SET TASKS:
A) In the essay about growing up evangelical, shorten the paragraph beginning "I don't mean to suggest" into a brief list that keeps its main facts.
B) Reproduce the essay about growing up evangelical word for word, from "My Life As An" to "love of reading.".
C) Resume the essay about growing up evangelical right after its last sentence, keeping its voice and tone.

Start of DOCUMENT

Life

My Life As An Evangelical Teen Masturbater

by Aimee Ogden

I grew up in a strict evangelical household, where the idea of cavemen riding dinosaurs existed but the idea of masturbation didn’t. I was curious and my parents were pious — although maybe not quite as ignorant as I thought. Everything I knew about sexuality, I had gleaned from locker-room whispers at school and the weird world of sexy fan-fiction available on the Internet of 1999 ... which is to say, I didn't know much, but what I knew, I liked. In any case, my great success and skill at masturbation as a preteen — as well as my ability to get away with it without my parents noticing for an impressively long time — can be attributed in no small part to my love of reading.

I don’t mean to suggest that I acquainted myself with my newly-developing thirst thanks to a handy copy of Our Bodies, Ourselves ; nor did I stumble upon ideas in a racy passage in a library book. Far from it — our house, while liberally stocked with literature, was much more conservative in terms of subject matter. The shelves were packed with copies of the Bible in various translations (including a comic-book version); Left Behind novels; and devotional guides for various audiences — mothers, fathers, couples, families, daughters, golfers. The closest things to a women's health textbook were my mother’s Guideposts magazines, which spoke of miraculous arthritis cures and babies granted to women Through the Power of Prayer. Library books were submitted for parental approval before they came home; a stray curse word or mention of any body part south of the neck generally meant they were swiftly returned to the librarian’s desk. Even the Harry Potter novels were silently pruned from my bedroom bookshelf while I was out of the house one day.

What I mean when I say that reading was my savior in this freshly-ravenous teenage stage in my life is this: when a thirteen-year-old is regularly buried in a book for six hours a day, her naïve (perhaps willfully so) parents are able to believe that when she spends an hour locked in the bathroom with the shower running, it is because she is sitting, still fully clothed, on the toilet, unable to tear herself away from Frodo’s journey or Hamlet’s soliloquy. I’m sure it was much easier to believe that our household ran out of hot water on the daily because I was an insufferable bookworm than because I was an insatiable sex maniac.

My family’s possibly-purposeful ignorance extended well beyond the true duration of my hygiene habits. Whenever I donned shorts or a skirt, my grandmother clucked approvingly at my muscular thighs and tapered calves. “She’s got the legs of a dancer,” she would announce proudly, and I could hardly correct her, because her way of putting it sounded so much better than “She’s got the legs of a chronic mattress-humper!” If it occurred to anyone to wonder how I had developed such athletic legs when I spent approximately the same amount of time exercising each day as does a sea cucumber, no one ever mentioned it.

End of DOCUMENT
Start of DATA SEGMENT

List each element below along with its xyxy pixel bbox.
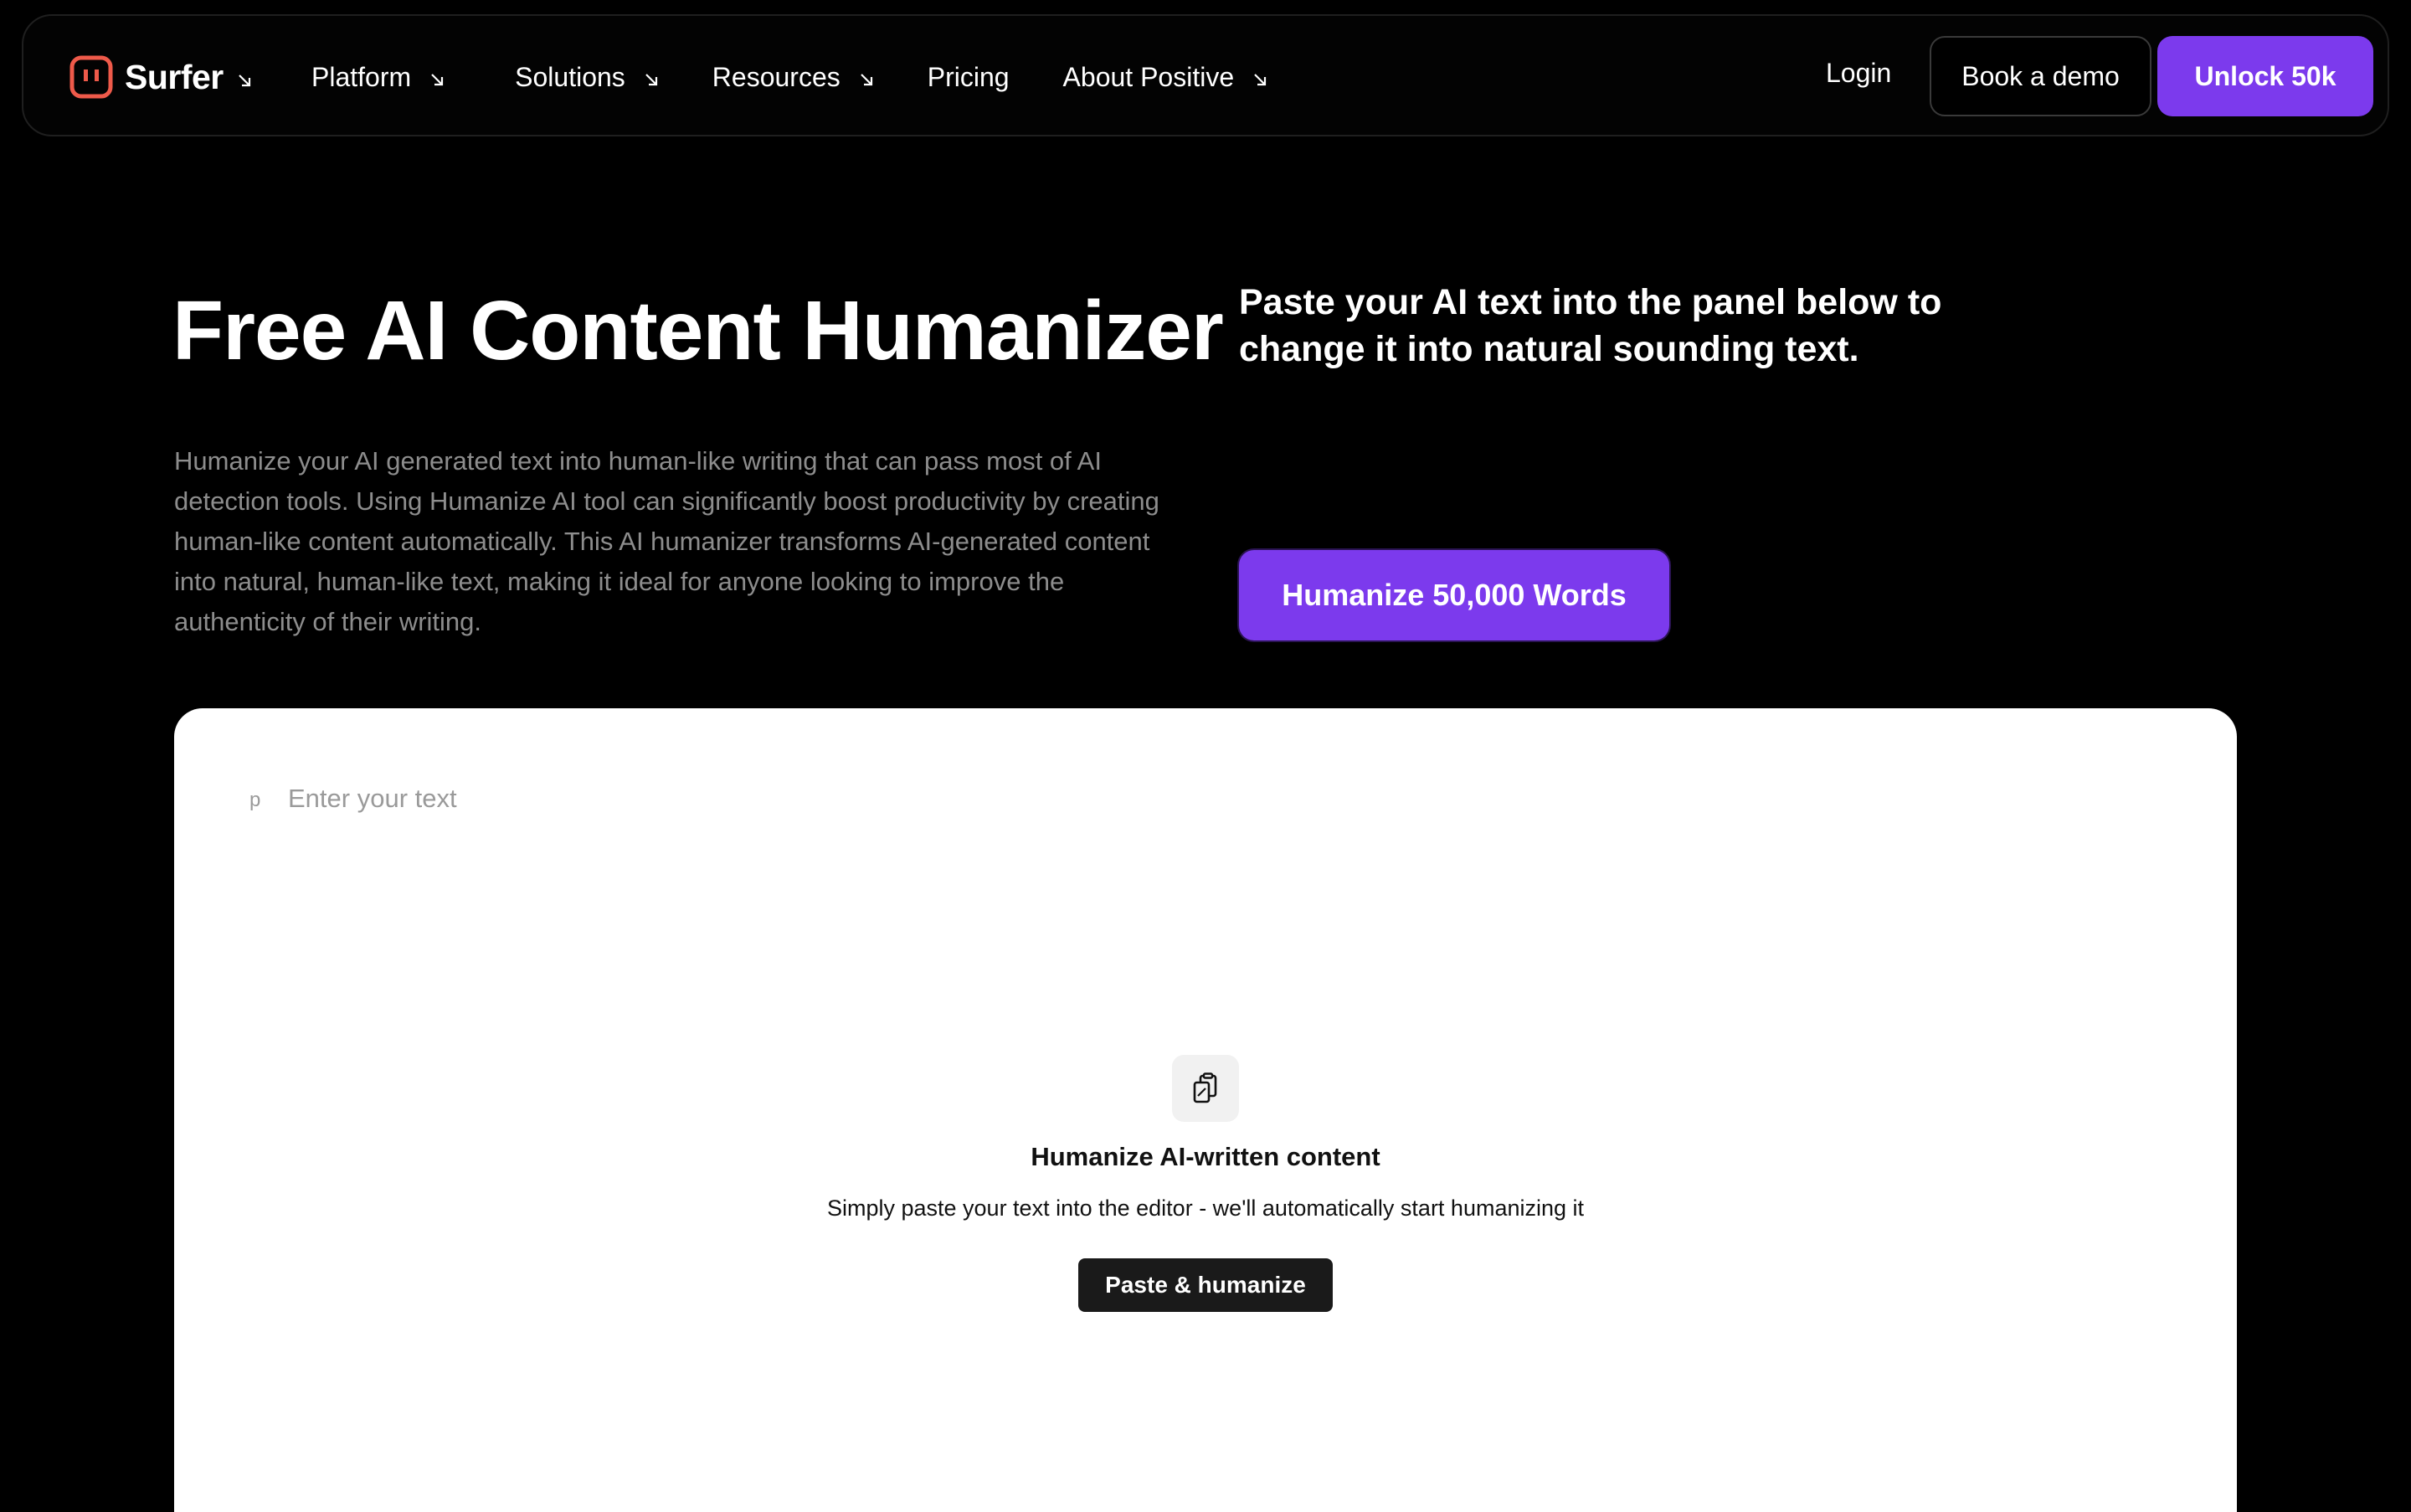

End of DATA SEGMENT

ANSWERS FOR THE EXERCISE:
A)
- The narrator's sexual awareness did not come from a copy of Our Bodies, Ourselves or from a racy library book.
- The house had plenty of books, but they were conservative: Bibles in various translations (including a comic-book version), Left Behind novels, and devotional guides for mothers, fathers, couples, families, daughters and golfers.
- The nearest thing to a women's health textbook was the mother's Guideposts magazines, which told of miraculous arthritis cures and babies granted through prayer.
- Library books needed parental approval. Any curse word or mention of a body part below the neck usually sent them back to the library.
- The Harry Potter novels were quietly removed from the narrator's bookshelf one day while the narrator was out.

B)
My Life As An Evangelical Teen Masturbater

by Aimee Ogden

I grew up in a strict evangelical household, where the idea of cavemen riding dinosaurs existed but the idea of masturbation didn’t. I was curious and my parents were pious — although maybe not quite as ignorant as I thought. Everything I knew about sexuality, I had gleaned from locker-room whispers at school and the weird world of sexy fan-fiction available on the Internet of 1999 ... which is to say, I didn't know much, but what I knew, I liked. In any case, my great success and skill at masturbation as a preteen — as well as my ability to get away with it without my parents noticing for an impressively long time — can be attributed in no small part to my love of reading.

C)
No one ever told me that what I was doing was wrong, because what I was doing was not a topic of proper conversation in that household. Not a lot was a topic of proper conversation, when it came right down to it: just schoolwork, dinner, church, sports, boys — as long as they were the right sort of boys. Even so, I knew better than to bring it up: some things just seep into your awareness from the edges when you live in a house that has prayers embroidered on the pillows and post-apocalyptic revenge fantasies on the bookshelves. How wrong can it be? I wondered, as I drifted to sleep at night. I’m not hurting anyone, and no one knows a thing. And into my mattress’s loving embrace I went.

But I was probably not as discreet as I thought, nor my mother as naïve as I thought. Teenage life passed with its usual ups and downs and pimples and arguments; I was handed a packet of maxi-pads at the proper point in time, and that was that. Everything else I needed to know about sexuality had been encapsulated in years of Sunday school lessons and Bible readings. Thou shalt not commit adultery: my family’s version of the birds and the bees.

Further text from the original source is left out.